[DIRECTION]: All of the material below is to be returned exactly.

[EXTRACTED INFORMATION]:
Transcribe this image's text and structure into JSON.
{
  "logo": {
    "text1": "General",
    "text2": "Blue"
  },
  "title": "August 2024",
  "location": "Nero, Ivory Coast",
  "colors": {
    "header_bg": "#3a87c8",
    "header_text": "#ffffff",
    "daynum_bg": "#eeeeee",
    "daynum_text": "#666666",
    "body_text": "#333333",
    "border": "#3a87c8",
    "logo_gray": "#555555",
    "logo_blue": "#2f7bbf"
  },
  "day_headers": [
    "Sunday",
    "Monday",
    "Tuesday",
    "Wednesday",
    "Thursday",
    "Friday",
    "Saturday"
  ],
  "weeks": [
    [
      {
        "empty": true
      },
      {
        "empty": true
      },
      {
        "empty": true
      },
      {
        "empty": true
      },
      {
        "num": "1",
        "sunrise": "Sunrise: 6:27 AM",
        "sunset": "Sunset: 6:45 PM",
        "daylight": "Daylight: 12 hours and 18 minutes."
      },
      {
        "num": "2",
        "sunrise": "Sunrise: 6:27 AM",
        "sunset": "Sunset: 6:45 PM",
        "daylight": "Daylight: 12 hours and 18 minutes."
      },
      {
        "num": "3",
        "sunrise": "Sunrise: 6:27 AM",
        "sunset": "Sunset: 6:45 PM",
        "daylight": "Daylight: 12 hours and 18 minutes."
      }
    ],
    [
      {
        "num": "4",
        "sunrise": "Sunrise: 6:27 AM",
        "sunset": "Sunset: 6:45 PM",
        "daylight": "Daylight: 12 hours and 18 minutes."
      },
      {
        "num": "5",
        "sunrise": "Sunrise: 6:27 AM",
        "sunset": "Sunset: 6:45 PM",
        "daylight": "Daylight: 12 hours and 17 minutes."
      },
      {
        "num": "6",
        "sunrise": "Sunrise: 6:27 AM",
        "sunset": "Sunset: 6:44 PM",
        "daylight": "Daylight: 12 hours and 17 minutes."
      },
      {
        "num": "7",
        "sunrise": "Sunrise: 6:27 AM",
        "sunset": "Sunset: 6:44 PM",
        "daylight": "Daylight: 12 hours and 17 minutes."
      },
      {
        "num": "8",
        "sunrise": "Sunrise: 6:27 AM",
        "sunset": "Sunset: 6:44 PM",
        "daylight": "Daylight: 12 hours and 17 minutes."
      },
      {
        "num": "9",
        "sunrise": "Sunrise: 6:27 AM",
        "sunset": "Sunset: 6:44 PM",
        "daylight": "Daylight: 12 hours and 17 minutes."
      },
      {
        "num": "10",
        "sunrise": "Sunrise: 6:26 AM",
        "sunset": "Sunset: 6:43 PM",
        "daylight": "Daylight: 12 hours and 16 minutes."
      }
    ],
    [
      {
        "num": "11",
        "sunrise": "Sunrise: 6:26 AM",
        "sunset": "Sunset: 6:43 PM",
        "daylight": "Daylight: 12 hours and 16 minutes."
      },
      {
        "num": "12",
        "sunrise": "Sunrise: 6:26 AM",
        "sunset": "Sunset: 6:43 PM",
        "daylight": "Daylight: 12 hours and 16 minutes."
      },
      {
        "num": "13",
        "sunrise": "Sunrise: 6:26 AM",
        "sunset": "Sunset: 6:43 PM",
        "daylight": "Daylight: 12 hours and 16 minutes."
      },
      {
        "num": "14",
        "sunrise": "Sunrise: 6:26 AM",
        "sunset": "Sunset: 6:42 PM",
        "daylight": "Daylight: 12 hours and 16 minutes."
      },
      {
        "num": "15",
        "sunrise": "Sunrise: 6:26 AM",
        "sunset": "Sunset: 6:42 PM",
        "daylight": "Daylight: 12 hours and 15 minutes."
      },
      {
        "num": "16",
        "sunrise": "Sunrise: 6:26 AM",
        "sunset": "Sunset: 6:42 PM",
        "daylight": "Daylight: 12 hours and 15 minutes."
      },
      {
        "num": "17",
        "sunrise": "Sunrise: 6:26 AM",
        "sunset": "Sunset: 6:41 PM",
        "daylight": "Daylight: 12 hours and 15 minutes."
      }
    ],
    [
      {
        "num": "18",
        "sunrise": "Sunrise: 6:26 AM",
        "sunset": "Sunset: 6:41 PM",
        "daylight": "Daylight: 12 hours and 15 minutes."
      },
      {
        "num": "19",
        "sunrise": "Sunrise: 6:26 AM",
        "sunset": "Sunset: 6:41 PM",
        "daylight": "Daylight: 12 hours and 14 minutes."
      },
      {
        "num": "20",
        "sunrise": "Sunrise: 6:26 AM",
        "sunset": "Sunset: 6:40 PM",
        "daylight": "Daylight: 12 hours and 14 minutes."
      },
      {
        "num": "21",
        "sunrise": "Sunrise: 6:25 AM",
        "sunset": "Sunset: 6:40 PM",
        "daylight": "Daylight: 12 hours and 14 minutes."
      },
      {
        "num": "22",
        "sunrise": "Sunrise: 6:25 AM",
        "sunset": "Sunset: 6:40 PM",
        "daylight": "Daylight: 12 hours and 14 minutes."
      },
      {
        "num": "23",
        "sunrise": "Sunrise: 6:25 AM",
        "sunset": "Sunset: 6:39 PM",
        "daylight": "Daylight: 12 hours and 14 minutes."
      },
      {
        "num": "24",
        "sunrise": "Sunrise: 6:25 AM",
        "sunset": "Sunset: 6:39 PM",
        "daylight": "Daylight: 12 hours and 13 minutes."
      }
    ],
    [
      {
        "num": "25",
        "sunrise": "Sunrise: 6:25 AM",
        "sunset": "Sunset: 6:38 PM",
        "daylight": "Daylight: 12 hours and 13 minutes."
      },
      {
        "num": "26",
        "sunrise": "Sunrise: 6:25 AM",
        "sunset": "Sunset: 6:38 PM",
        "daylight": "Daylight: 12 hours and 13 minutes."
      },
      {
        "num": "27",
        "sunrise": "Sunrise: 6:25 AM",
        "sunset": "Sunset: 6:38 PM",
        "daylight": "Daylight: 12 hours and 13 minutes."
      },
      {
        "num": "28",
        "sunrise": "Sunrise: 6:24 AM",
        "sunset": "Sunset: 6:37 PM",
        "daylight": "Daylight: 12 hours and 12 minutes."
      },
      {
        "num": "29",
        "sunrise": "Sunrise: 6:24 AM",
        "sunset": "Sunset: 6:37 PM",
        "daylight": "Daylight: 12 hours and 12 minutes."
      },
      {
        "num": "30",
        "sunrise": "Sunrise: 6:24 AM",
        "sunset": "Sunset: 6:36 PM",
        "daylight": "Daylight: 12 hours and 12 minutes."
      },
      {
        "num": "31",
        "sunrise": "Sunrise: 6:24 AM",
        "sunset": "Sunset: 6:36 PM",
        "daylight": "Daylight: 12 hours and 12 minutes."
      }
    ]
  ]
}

[CORRECT ANSWER]:
Transcribe this image's text and structure into JSON.
{
  "logo": {
    "text1": "General",
    "text2": "Blue"
  },
  "title": "August 2024",
  "location": "Nero, Ivory Coast",
  "colors": {
    "header_bg": "#3a87c8",
    "header_text": "#ffffff",
    "daynum_bg": "#eeeeee",
    "daynum_text": "#666666",
    "body_text": "#333333",
    "border": "#3a87c8",
    "logo_gray": "#555555",
    "logo_blue": "#2f7bbf"
  },
  "day_headers": [
    "Sunday",
    "Monday",
    "Tuesday",
    "Wednesday",
    "Thursday",
    "Friday",
    "Saturday"
  ],
  "weeks": [
    [
      {
        "empty": true
      },
      {
        "empty": true
      },
      {
        "empty": true
      },
      {
        "empty": true
      },
      {
        "num": "1",
        "sunrise": "Sunrise: 6:27 AM",
        "sunset": "Sunset: 6:45 PM",
        "daylight": "Daylight: 12 hours and 18 minutes."
      },
      {
        "num": "2",
        "sunrise": "Sunrise: 6:27 AM",
        "sunset": "Sunset: 6:45 PM",
        "daylight": "Daylight: 12 hours and 18 minutes."
      },
      {
        "num": "3",
        "sunrise": "Sunrise: 6:27 AM",
        "sunset": "Sunset: 6:45 PM",
        "daylight": "Daylight: 12 hours and 18 minutes."
      }
    ],
    [
      {
        "num": "4",
        "sunrise": "Sunrise: 6:27 AM",
        "sunset": "Sunset: 6:45 PM",
        "daylight": "Daylight: 12 hours and 18 minutes."
      },
      {
        "num": "5",
        "sunrise": "Sunrise: 6:27 AM",
        "sunset": "Sunset: 6:45 PM",
        "daylight": "Daylight: 12 hours and 17 minutes."
      },
      {
        "num": "6",
        "sunrise": "Sunrise: 6:27 AM",
        "sunset": "Sunset: 6:44 PM",
        "daylight": "Daylight: 12 hours and 17 minutes."
      },
      {
        "num": "7",
        "sunrise": "Sunrise: 6:27 AM",
        "sunset": "Sunset: 6:44 PM",
        "daylight": "Daylight: 12 hours and 17 minutes."
      },
      {
        "num": "8",
        "sunrise": "Sunrise: 6:27 AM",
        "sunset": "Sunset: 6:44 PM",
        "daylight": "Daylight: 12 hours and 17 minutes."
      },
      {
        "num": "9",
        "sunrise": "Sunrise: 6:27 AM",
        "sunset": "Sunset: 6:44 PM",
        "daylight": "Daylight: 12 hours and 17 minutes."
      },
      {
        "num": "10",
        "sunrise": "Sunrise: 6:26 AM",
        "sunset": "Sunset: 6:43 PM",
        "daylight": "Daylight: 12 hours and 16 minutes."
      }
    ],
    [
      {
        "num": "11",
        "sunrise": "Sunrise: 6:26 AM",
        "sunset": "Sunset: 6:43 PM",
        "daylight": "Daylight: 12 hours and 16 minutes."
      },
      {
        "num": "12",
        "sunrise": "Sunrise: 6:26 AM",
        "sunset": "Sunset: 6:43 PM",
        "daylight": "Daylight: 12 hours and 16 minutes."
      },
      {
        "num": "13",
        "sunrise": "Sunrise: 6:26 AM",
        "sunset": "Sunset: 6:43 PM",
        "daylight": "Daylight: 12 hours and 16 minutes."
      },
      {
        "num": "14",
        "sunrise": "Sunrise: 6:26 AM",
        "sunset": "Sunset: 6:42 PM",
        "daylight": "Daylight: 12 hours and 16 minutes."
      },
      {
        "num": "15",
        "sunrise": "Sunrise: 6:26 AM",
        "sunset": "Sunset: 6:42 PM",
        "daylight": "Daylight: 12 hours and 15 minutes."
      },
      {
        "num": "16",
        "sunrise": "Sunrise: 6:26 AM",
        "sunset": "Sunset: 6:42 PM",
        "daylight": "Daylight: 12 hours and 15 minutes."
      },
      {
        "num": "17",
        "sunrise": "Sunrise: 6:26 AM",
        "sunset": "Sunset: 6:41 PM",
        "daylight": "Daylight: 12 hours and 15 minutes."
      }
    ],
    [
      {
        "num": "18",
        "sunrise": "Sunrise: 6:26 AM",
        "sunset": "Sunset: 6:41 PM",
        "daylight": "Daylight: 12 hours and 15 minutes."
      },
      {
        "num": "19",
        "sunrise": "Sunrise: 6:26 AM",
        "sunset": "Sunset: 6:41 PM",
        "daylight": "Daylight: 12 hours and 14 minutes."
      },
      {
        "num": "20",
        "sunrise": "Sunrise: 6:26 AM",
        "sunset": "Sunset: 6:40 PM",
        "daylight": "Daylight: 12 hours and 14 minutes."
      },
      {
        "num": "21",
        "sunrise": "Sunrise: 6:25 AM",
        "sunset": "Sunset: 6:40 PM",
        "daylight": "Daylight: 12 hours and 14 minutes."
      },
      {
        "num": "22",
        "sunrise": "Sunrise: 6:25 AM",
        "sunset": "Sunset: 6:40 PM",
        "daylight": "Daylight: 12 hours and 14 minutes."
      },
      {
        "num": "23",
        "sunrise": "Sunrise: 6:25 AM",
        "sunset": "Sunset: 6:39 PM",
        "daylight": "Daylight: 12 hours and 14 minutes."
      },
      {
        "num": "24",
        "sunrise": "Sunrise: 6:25 AM",
        "sunset": "Sunset: 6:39 PM",
        "daylight": "Daylight: 12 hours and 13 minutes."
      }
    ],
    [
      {
        "num": "25",
        "sunrise": "Sunrise: 6:25 AM",
        "sunset": "Sunset: 6:38 PM",
        "daylight": "Daylight: 12 hours and 13 minutes."
      },
      {
        "num": "26",
        "sunrise": "Sunrise: 6:25 AM",
        "sunset": "Sunset: 6:38 PM",
        "daylight": "Daylight: 12 hours and 13 minutes."
      },
      {
        "num": "27",
        "sunrise": "Sunrise: 6:25 AM",
        "sunset": "Sunset: 6:38 PM",
        "daylight": "Daylight: 12 hours and 13 minutes."
      },
      {
        "num": "28",
        "sunrise": "Sunrise: 6:24 AM",
        "sunset": "Sunset: 6:37 PM",
        "daylight": "Daylight: 12 hours and 12 minutes."
      },
      {
        "num": "29",
        "sunrise": "Sunrise: 6:24 AM",
        "sunset": "Sunset: 6:37 PM",
        "daylight": "Daylight: 12 hours and 12 minutes."
      },
      {
        "num": "30",
        "sunrise": "Sunrise: 6:24 AM",
        "sunset": "Sunset: 6:36 PM",
        "daylight": "Daylight: 12 hours and 12 minutes."
      },
      {
        "num": "31",
        "sunrise": "Sunrise: 6:24 AM",
        "sunset": "Sunset: 6:36 PM",
        "daylight": "Daylight: 12 hours and 12 minutes."
      }
    ]
  ]
}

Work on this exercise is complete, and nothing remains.